• REQUIREMENTS:
Copy all entries without alteration and skip the pictures they hold.

#### PROVIDED ENTRIES

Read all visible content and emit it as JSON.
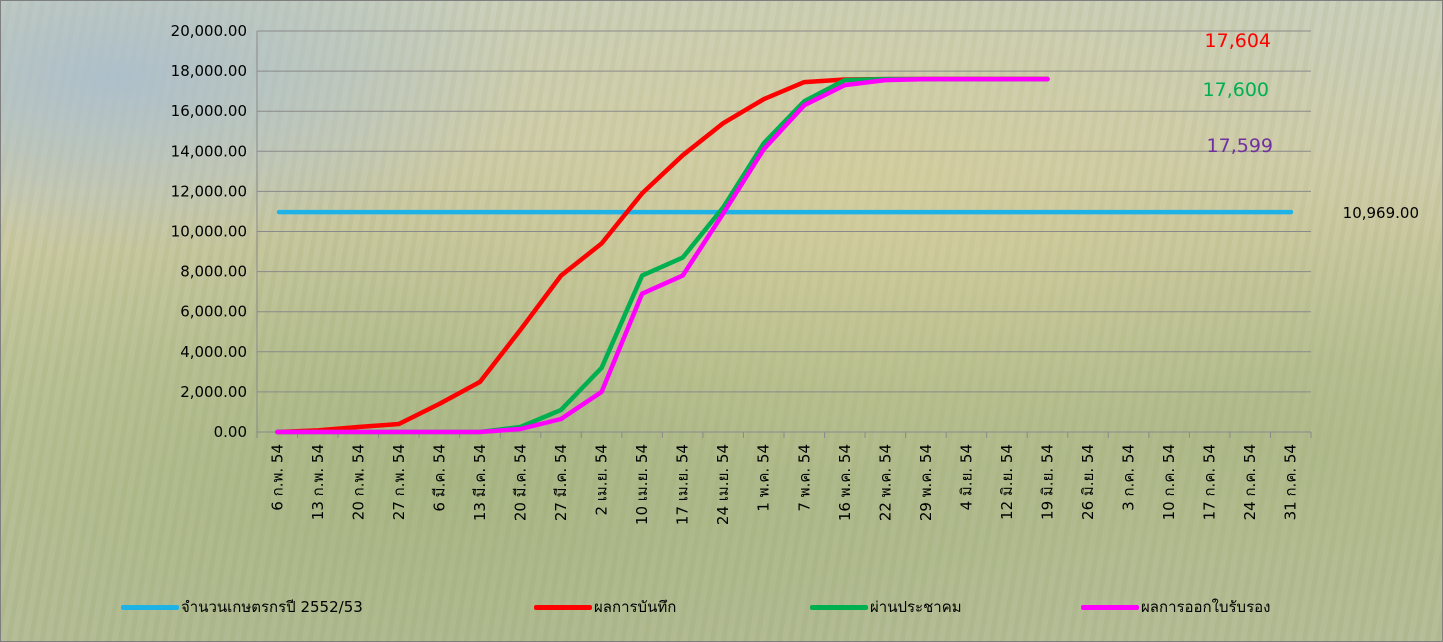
{
  "chart_data": {
    "type": "line",
    "title": "",
    "xlabel": "",
    "ylabel": "",
    "ylim": [
      0,
      20000
    ],
    "y_ticks": [
      "0.00",
      "2,000.00",
      "4,000.00",
      "6,000.00",
      "8,000.00",
      "10,000.00",
      "12,000.00",
      "14,000.00",
      "16,000.00",
      "18,000.00",
      "20,000.00"
    ],
    "grid": "horizontal",
    "legend_position": "bottom",
    "categories": [
      "6 ก.พ. 54",
      "13 ก.พ. 54",
      "20 ก.พ. 54",
      "27 ก.พ. 54",
      "6 มี.ค. 54",
      "13 มี.ค. 54",
      "20 มี.ค. 54",
      "27 มี.ค. 54",
      "2 เม.ย. 54",
      "10 เม.ย. 54",
      "17 เม.ย. 54",
      "24 เม.ย. 54",
      "1 พ.ค. 54",
      "7 พ.ค. 54",
      "16 พ.ค. 54",
      "22 พ.ค. 54",
      "29 พ.ค. 54",
      "4 มิ.ย. 54",
      "12 มิ.ย. 54",
      "19 มิ.ย. 54",
      "26 มิ.ย. 54",
      "3 ก.ค. 54",
      "10 ก.ค. 54",
      "17 ก.ค. 54",
      "24 ก.ค. 54",
      "31 ก.ค. 54"
    ],
    "series": [
      {
        "name": "จำนวนเกษตรกรปี  2552/53",
        "color": "#1fb2e6",
        "values": [
          10969,
          10969,
          10969,
          10969,
          10969,
          10969,
          10969,
          10969,
          10969,
          10969,
          10969,
          10969,
          10969,
          10969,
          10969,
          10969,
          10969,
          10969,
          10969,
          10969,
          10969,
          10969,
          10969,
          10969,
          10969,
          10969
        ]
      },
      {
        "name": "ผลการบันทึก",
        "color": "#ff0000",
        "values": [
          0,
          80,
          250,
          400,
          1400,
          2500,
          5100,
          7800,
          9400,
          11900,
          13800,
          15400,
          16600,
          17450,
          17580,
          17600,
          17604,
          17604,
          17604,
          17604,
          null,
          null,
          null,
          null,
          null,
          null
        ]
      },
      {
        "name": "ผ่านประชาคม",
        "color": "#00b050",
        "values": [
          0,
          0,
          0,
          0,
          0,
          0,
          250,
          1100,
          3200,
          7800,
          8700,
          11200,
          14400,
          16500,
          17550,
          17600,
          17600,
          17600,
          17600,
          17600,
          null,
          null,
          null,
          null,
          null,
          null
        ]
      },
      {
        "name": "ผลการออกใบรับรอง",
        "color": "#ff00ff",
        "values": [
          0,
          0,
          0,
          0,
          0,
          0,
          150,
          650,
          2000,
          6900,
          7800,
          10900,
          14100,
          16300,
          17300,
          17550,
          17599,
          17599,
          17599,
          17599,
          null,
          null,
          null,
          null,
          null,
          null
        ]
      }
    ],
    "annotations": [
      {
        "text": "17,604",
        "color": "#ff0000"
      },
      {
        "text": "17,600",
        "color": "#00b050"
      },
      {
        "text": "17,599",
        "color": "#7030a0"
      },
      {
        "text": "10,969.00",
        "color": "#000000"
      }
    ]
  }
}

########

• ANSWER TO THIS PROBLEM:
Read all visible content and emit it as JSON.
{
  "chart_data": {
    "type": "line",
    "title": "",
    "xlabel": "",
    "ylabel": "",
    "ylim": [
      0,
      20000
    ],
    "y_ticks": [
      "0.00",
      "2,000.00",
      "4,000.00",
      "6,000.00",
      "8,000.00",
      "10,000.00",
      "12,000.00",
      "14,000.00",
      "16,000.00",
      "18,000.00",
      "20,000.00"
    ],
    "grid": "horizontal",
    "legend_position": "bottom",
    "categories": [
      "6 ก.พ. 54",
      "13 ก.พ. 54",
      "20 ก.พ. 54",
      "27 ก.พ. 54",
      "6 มี.ค. 54",
      "13 มี.ค. 54",
      "20 มี.ค. 54",
      "27 มี.ค. 54",
      "2 เม.ย. 54",
      "10 เม.ย. 54",
      "17 เม.ย. 54",
      "24 เม.ย. 54",
      "1 พ.ค. 54",
      "7 พ.ค. 54",
      "16 พ.ค. 54",
      "22 พ.ค. 54",
      "29 พ.ค. 54",
      "4 มิ.ย. 54",
      "12 มิ.ย. 54",
      "19 มิ.ย. 54",
      "26 มิ.ย. 54",
      "3 ก.ค. 54",
      "10 ก.ค. 54",
      "17 ก.ค. 54",
      "24 ก.ค. 54",
      "31 ก.ค. 54"
    ],
    "series": [
      {
        "name": "จำนวนเกษตรกรปี  2552/53",
        "color": "#1fb2e6",
        "values": [
          10969,
          10969,
          10969,
          10969,
          10969,
          10969,
          10969,
          10969,
          10969,
          10969,
          10969,
          10969,
          10969,
          10969,
          10969,
          10969,
          10969,
          10969,
          10969,
          10969,
          10969,
          10969,
          10969,
          10969,
          10969,
          10969
        ]
      },
      {
        "name": "ผลการบันทึก",
        "color": "#ff0000",
        "values": [
          0,
          80,
          250,
          400,
          1400,
          2500,
          5100,
          7800,
          9400,
          11900,
          13800,
          15400,
          16600,
          17450,
          17580,
          17600,
          17604,
          17604,
          17604,
          17604,
          null,
          null,
          null,
          null,
          null,
          null
        ]
      },
      {
        "name": "ผ่านประชาคม",
        "color": "#00b050",
        "values": [
          0,
          0,
          0,
          0,
          0,
          0,
          250,
          1100,
          3200,
          7800,
          8700,
          11200,
          14400,
          16500,
          17550,
          17600,
          17600,
          17600,
          17600,
          17600,
          null,
          null,
          null,
          null,
          null,
          null
        ]
      },
      {
        "name": "ผลการออกใบรับรอง",
        "color": "#ff00ff",
        "values": [
          0,
          0,
          0,
          0,
          0,
          0,
          150,
          650,
          2000,
          6900,
          7800,
          10900,
          14100,
          16300,
          17300,
          17550,
          17599,
          17599,
          17599,
          17599,
          null,
          null,
          null,
          null,
          null,
          null
        ]
      }
    ],
    "annotations": [
      {
        "text": "17,604",
        "color": "#ff0000"
      },
      {
        "text": "17,600",
        "color": "#00b050"
      },
      {
        "text": "17,599",
        "color": "#7030a0"
      },
      {
        "text": "10,969.00",
        "color": "#000000"
      }
    ]
  }
}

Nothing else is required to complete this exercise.